Copy each line of the material below that includes the string "Profissional".

########

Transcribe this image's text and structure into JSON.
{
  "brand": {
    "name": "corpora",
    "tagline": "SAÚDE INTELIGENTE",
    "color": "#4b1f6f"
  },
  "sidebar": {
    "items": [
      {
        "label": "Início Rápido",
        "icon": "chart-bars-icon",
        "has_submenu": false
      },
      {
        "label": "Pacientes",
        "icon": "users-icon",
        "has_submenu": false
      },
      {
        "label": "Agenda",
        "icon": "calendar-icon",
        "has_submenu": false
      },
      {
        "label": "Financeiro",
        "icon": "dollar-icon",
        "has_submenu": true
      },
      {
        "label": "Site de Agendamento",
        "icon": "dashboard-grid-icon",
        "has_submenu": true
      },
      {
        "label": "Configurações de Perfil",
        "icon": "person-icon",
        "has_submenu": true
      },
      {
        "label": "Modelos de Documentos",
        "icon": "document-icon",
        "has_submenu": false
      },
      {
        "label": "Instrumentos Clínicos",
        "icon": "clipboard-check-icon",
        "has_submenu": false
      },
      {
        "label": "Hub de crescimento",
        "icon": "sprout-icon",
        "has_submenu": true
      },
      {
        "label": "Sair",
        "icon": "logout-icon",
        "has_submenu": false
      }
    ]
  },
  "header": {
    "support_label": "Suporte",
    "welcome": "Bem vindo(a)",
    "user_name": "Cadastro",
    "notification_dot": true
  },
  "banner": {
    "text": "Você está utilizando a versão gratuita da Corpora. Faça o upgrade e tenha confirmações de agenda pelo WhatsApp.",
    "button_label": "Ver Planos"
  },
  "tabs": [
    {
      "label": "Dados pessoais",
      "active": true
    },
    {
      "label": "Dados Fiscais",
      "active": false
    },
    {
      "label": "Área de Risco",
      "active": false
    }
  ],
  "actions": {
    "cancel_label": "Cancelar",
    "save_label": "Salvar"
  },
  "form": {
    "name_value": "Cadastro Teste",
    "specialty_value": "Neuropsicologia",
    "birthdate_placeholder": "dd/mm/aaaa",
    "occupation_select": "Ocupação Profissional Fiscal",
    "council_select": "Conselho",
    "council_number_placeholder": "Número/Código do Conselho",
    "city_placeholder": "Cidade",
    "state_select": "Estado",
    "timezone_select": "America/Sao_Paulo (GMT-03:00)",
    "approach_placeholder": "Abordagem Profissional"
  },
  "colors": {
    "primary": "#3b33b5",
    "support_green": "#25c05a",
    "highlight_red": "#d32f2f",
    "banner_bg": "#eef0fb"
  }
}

########

Exercise answer:
    "occupation_select": "Ocupação Profissional Fiscal",
    "approach_placeholder": "Abordagem Profissional"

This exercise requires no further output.